■ Exercise ■
Line count for "trend": report how many lines in this material hold that string, with the number alone as the answer.

■ Material provided ■
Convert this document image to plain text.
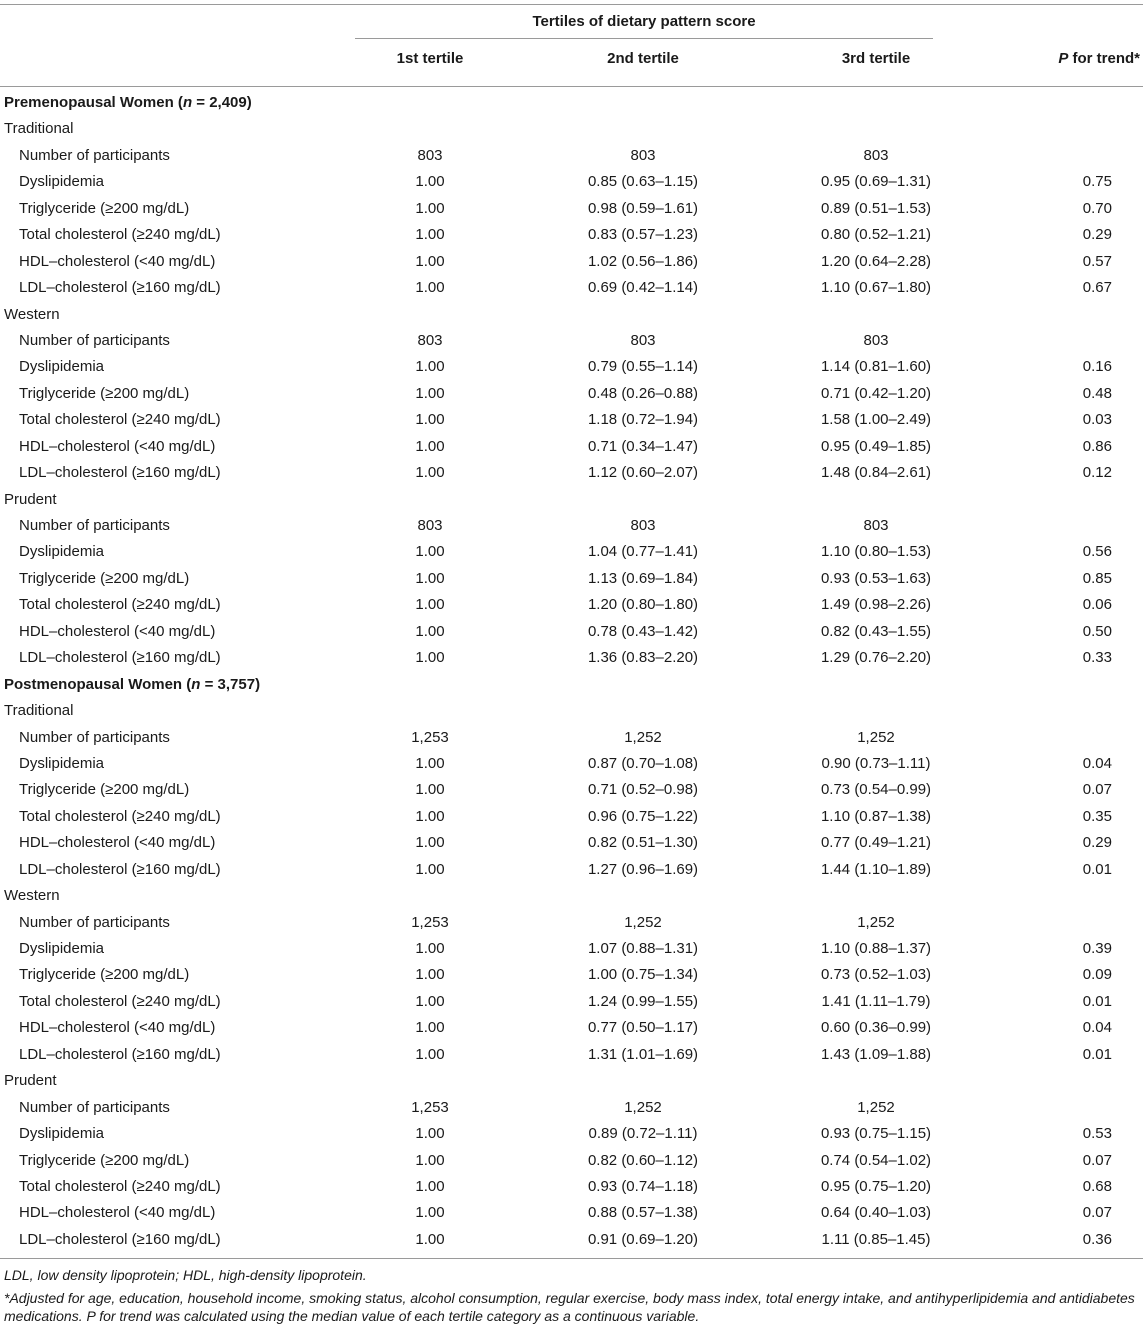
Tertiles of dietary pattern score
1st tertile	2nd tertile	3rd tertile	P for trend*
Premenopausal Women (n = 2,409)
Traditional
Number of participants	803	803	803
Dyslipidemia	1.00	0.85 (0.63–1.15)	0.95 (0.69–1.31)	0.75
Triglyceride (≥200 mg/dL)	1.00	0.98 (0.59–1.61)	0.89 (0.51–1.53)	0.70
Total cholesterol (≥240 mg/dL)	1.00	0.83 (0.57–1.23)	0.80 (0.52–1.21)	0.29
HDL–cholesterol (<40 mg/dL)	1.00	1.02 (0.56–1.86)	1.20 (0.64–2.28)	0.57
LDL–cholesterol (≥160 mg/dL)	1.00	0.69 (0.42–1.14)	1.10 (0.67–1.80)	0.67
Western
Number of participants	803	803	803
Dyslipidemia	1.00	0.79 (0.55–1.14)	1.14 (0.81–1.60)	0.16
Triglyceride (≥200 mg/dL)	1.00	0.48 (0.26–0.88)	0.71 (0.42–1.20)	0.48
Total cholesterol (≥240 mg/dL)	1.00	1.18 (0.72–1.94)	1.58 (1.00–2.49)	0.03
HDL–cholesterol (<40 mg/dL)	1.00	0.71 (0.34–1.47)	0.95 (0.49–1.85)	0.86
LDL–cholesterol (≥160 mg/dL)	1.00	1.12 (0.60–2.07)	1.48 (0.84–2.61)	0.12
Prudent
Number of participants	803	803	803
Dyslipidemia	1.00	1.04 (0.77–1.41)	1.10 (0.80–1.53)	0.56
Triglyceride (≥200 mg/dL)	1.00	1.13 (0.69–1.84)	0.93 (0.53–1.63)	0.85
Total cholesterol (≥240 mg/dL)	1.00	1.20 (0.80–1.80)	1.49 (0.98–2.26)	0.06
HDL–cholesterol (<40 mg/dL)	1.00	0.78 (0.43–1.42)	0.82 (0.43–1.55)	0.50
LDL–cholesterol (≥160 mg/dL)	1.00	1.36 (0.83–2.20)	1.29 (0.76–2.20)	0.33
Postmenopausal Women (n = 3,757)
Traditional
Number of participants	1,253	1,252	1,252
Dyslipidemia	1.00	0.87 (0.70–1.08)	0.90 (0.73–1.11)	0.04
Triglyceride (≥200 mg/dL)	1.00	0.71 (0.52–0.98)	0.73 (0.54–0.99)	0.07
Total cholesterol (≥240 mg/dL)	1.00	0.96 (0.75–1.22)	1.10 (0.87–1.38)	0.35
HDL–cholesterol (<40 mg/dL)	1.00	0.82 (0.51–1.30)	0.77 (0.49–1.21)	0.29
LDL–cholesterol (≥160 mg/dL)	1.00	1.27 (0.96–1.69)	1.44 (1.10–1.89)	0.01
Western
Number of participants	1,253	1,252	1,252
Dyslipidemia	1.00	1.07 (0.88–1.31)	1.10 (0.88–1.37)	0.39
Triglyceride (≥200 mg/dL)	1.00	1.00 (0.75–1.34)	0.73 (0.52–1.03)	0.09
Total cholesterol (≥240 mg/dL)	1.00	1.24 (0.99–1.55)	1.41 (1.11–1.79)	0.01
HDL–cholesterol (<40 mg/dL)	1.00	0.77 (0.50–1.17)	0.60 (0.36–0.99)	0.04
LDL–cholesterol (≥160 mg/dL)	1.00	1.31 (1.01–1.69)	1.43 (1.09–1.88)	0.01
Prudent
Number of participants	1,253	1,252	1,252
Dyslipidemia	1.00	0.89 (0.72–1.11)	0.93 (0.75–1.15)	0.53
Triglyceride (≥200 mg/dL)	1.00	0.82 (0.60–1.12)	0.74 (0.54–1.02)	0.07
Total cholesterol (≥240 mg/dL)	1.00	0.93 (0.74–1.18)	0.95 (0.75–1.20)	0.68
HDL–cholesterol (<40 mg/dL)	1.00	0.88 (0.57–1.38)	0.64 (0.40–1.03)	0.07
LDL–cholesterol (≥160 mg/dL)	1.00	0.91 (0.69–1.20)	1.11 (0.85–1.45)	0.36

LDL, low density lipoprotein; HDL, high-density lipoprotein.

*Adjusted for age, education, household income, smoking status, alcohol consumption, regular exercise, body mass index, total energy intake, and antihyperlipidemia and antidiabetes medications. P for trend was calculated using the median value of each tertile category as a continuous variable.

■ Exercise result ■
2